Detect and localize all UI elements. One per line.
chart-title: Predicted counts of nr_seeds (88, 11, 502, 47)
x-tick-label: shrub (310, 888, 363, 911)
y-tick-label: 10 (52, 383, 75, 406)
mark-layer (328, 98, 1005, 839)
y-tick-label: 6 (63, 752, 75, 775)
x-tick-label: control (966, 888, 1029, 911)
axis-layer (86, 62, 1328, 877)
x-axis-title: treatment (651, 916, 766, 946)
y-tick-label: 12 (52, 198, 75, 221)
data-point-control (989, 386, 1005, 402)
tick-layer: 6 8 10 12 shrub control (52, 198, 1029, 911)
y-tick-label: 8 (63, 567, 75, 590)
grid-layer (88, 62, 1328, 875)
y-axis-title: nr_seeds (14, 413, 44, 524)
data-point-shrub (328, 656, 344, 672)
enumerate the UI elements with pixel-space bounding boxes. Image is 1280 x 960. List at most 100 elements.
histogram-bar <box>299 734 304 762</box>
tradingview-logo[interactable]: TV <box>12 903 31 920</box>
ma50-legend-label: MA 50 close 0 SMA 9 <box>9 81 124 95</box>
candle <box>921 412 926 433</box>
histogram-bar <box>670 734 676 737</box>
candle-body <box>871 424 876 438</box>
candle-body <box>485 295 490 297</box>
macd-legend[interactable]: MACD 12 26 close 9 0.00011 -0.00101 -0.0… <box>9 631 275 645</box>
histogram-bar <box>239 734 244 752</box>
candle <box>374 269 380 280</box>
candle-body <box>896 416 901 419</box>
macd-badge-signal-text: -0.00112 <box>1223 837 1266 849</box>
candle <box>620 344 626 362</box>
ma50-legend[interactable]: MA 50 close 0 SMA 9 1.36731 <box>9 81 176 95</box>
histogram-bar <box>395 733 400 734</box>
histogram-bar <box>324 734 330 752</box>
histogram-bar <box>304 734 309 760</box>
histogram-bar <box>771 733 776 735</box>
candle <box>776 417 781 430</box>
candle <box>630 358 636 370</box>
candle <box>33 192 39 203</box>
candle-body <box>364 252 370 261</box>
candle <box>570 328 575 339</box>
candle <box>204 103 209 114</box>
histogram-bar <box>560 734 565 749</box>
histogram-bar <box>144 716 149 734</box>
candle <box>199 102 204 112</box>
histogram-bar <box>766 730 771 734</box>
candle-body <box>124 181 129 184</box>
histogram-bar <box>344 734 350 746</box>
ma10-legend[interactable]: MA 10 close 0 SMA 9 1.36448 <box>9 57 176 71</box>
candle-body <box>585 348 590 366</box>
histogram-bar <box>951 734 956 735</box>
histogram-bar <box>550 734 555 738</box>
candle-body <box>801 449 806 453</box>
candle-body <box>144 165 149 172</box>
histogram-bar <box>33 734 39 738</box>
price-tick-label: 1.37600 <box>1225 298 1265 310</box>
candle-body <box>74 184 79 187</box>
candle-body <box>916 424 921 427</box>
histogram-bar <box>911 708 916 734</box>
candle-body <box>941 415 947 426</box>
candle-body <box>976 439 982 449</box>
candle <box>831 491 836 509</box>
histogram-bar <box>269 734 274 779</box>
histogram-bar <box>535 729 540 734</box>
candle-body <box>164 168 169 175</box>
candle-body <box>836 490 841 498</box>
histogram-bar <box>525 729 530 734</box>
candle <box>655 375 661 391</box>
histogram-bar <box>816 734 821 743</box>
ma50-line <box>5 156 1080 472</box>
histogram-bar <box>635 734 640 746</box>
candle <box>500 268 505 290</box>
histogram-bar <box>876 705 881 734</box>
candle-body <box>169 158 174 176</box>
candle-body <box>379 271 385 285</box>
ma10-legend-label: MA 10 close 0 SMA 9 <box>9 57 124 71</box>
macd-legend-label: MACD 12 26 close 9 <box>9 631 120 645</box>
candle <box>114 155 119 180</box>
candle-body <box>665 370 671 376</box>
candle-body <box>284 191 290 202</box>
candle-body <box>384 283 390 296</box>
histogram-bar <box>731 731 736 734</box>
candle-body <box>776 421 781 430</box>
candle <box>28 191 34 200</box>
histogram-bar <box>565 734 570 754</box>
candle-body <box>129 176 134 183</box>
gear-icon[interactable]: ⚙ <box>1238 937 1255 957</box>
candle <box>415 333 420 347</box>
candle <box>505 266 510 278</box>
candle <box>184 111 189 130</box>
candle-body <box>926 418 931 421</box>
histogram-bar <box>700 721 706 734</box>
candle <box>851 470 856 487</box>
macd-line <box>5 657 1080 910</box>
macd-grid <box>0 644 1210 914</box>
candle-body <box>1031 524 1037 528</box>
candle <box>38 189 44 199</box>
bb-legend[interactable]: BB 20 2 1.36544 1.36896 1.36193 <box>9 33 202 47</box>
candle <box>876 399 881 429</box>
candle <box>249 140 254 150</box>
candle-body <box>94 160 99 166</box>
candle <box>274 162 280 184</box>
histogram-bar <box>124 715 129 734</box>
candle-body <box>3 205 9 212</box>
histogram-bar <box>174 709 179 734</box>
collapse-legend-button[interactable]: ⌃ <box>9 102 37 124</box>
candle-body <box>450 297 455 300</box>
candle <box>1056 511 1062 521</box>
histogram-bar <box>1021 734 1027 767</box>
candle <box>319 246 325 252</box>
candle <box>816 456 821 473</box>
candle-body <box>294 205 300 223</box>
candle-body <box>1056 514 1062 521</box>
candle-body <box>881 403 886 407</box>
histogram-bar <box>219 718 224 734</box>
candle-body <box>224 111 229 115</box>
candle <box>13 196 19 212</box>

◆ ◆ ◆ ◆

WHAT TO DO:
Copy out every line of the listing above word for word, with nothing changed, left out or added.

REPLY:
Detect and localize all UI elements. One per line.
chart-title: Predicted counts of nr_seeds (88, 11, 502, 47)
x-tick-label: shrub (310, 888, 363, 911)
y-tick-label: 10 (52, 383, 75, 406)
mark-layer (328, 98, 1005, 839)
y-tick-label: 6 (63, 752, 75, 775)
x-tick-label: control (966, 888, 1029, 911)
axis-layer (86, 62, 1328, 877)
x-axis-title: treatment (651, 916, 766, 946)
y-tick-label: 12 (52, 198, 75, 221)
data-point-control (989, 386, 1005, 402)
tick-layer: 6 8 10 12 shrub control (52, 198, 1029, 911)
y-tick-label: 8 (63, 567, 75, 590)
grid-layer (88, 62, 1328, 875)
y-axis-title: nr_seeds (14, 413, 44, 524)
data-point-shrub (328, 656, 344, 672)
enumerate the UI elements with pixel-space bounding boxes. Image is 1280 x 960. List at most 100 elements.
histogram-bar <box>299 734 304 762</box>
tradingview-logo[interactable]: TV <box>12 903 31 920</box>
ma50-legend-label: MA 50 close 0 SMA 9 <box>9 81 124 95</box>
candle <box>921 412 926 433</box>
histogram-bar <box>670 734 676 737</box>
candle-body <box>871 424 876 438</box>
candle-body <box>485 295 490 297</box>
macd-legend[interactable]: MACD 12 26 close 9 0.00011 -0.00101 -0.0… <box>9 631 275 645</box>
histogram-bar <box>239 734 244 752</box>
candle <box>374 269 380 280</box>
candle-body <box>896 416 901 419</box>
macd-badge-signal-text: -0.00112 <box>1223 837 1266 849</box>
candle <box>620 344 626 362</box>
ma50-legend[interactable]: MA 50 close 0 SMA 9 1.36731 <box>9 81 176 95</box>
histogram-bar <box>395 733 400 734</box>
histogram-bar <box>324 734 330 752</box>
histogram-bar <box>304 734 309 760</box>
histogram-bar <box>771 733 776 735</box>
candle <box>776 417 781 430</box>
candle <box>630 358 636 370</box>
candle <box>33 192 39 203</box>
candle-body <box>364 252 370 261</box>
candle <box>570 328 575 339</box>
candle <box>204 103 209 114</box>
histogram-bar <box>560 734 565 749</box>
histogram-bar <box>144 716 149 734</box>
candle <box>199 102 204 112</box>
histogram-bar <box>766 730 771 734</box>
candle-body <box>124 181 129 184</box>
histogram-bar <box>344 734 350 746</box>
ma10-legend[interactable]: MA 10 close 0 SMA 9 1.36448 <box>9 57 176 71</box>
candle-body <box>585 348 590 366</box>
histogram-bar <box>951 734 956 735</box>
histogram-bar <box>550 734 555 738</box>
candle-body <box>801 449 806 453</box>
candle-body <box>144 165 149 172</box>
histogram-bar <box>33 734 39 738</box>
price-tick-label: 1.37600 <box>1225 298 1265 310</box>
candle-body <box>74 184 79 187</box>
candle-body <box>916 424 921 427</box>
histogram-bar <box>911 708 916 734</box>
candle-body <box>941 415 947 426</box>
candle-body <box>976 439 982 449</box>
candle <box>831 491 836 509</box>
histogram-bar <box>269 734 274 779</box>
histogram-bar <box>535 729 540 734</box>
candle-body <box>164 168 169 175</box>
candle-body <box>836 490 841 498</box>
histogram-bar <box>525 729 530 734</box>
candle <box>655 375 661 391</box>
histogram-bar <box>816 734 821 743</box>
ma50-line <box>5 156 1080 472</box>
histogram-bar <box>635 734 640 746</box>
candle <box>500 268 505 290</box>
histogram-bar <box>876 705 881 734</box>
candle-body <box>169 158 174 176</box>
candle-body <box>379 271 385 285</box>
ma10-legend-label: MA 10 close 0 SMA 9 <box>9 57 124 71</box>
macd-legend-label: MACD 12 26 close 9 <box>9 631 120 645</box>
candle <box>114 155 119 180</box>
candle-body <box>665 370 671 376</box>
candle-body <box>284 191 290 202</box>
candle-body <box>384 283 390 296</box>
histogram-bar <box>731 731 736 734</box>
candle-body <box>776 421 781 430</box>
candle <box>28 191 34 200</box>
histogram-bar <box>565 734 570 754</box>
candle-body <box>129 176 134 183</box>
gear-icon[interactable]: ⚙ <box>1238 937 1255 957</box>
candle <box>415 333 420 347</box>
candle <box>505 266 510 278</box>
candle <box>184 111 189 130</box>
candle-body <box>926 418 931 421</box>
histogram-bar <box>700 721 706 734</box>
candle <box>851 470 856 487</box>
macd-line <box>5 657 1080 910</box>
macd-grid <box>0 644 1210 914</box>
candle-body <box>1031 524 1037 528</box>
candle <box>38 189 44 199</box>
bb-legend[interactable]: BB 20 2 1.36544 1.36896 1.36193 <box>9 33 202 47</box>
candle <box>876 399 881 429</box>
candle <box>249 140 254 150</box>
candle-body <box>94 160 99 166</box>
candle <box>274 162 280 184</box>
histogram-bar <box>124 715 129 734</box>
candle-body <box>3 205 9 212</box>
histogram-bar <box>174 709 179 734</box>
collapse-legend-button[interactable]: ⌃ <box>9 102 37 124</box>
candle-body <box>450 297 455 300</box>
candle <box>1056 511 1062 521</box>
histogram-bar <box>1021 734 1027 767</box>
candle <box>319 246 325 252</box>
candle <box>816 456 821 473</box>
candle-body <box>294 205 300 223</box>
candle-body <box>1056 514 1062 521</box>
candle-body <box>881 403 886 407</box>
histogram-bar <box>219 718 224 734</box>
candle-body <box>224 111 229 115</box>
candle <box>13 196 19 212</box>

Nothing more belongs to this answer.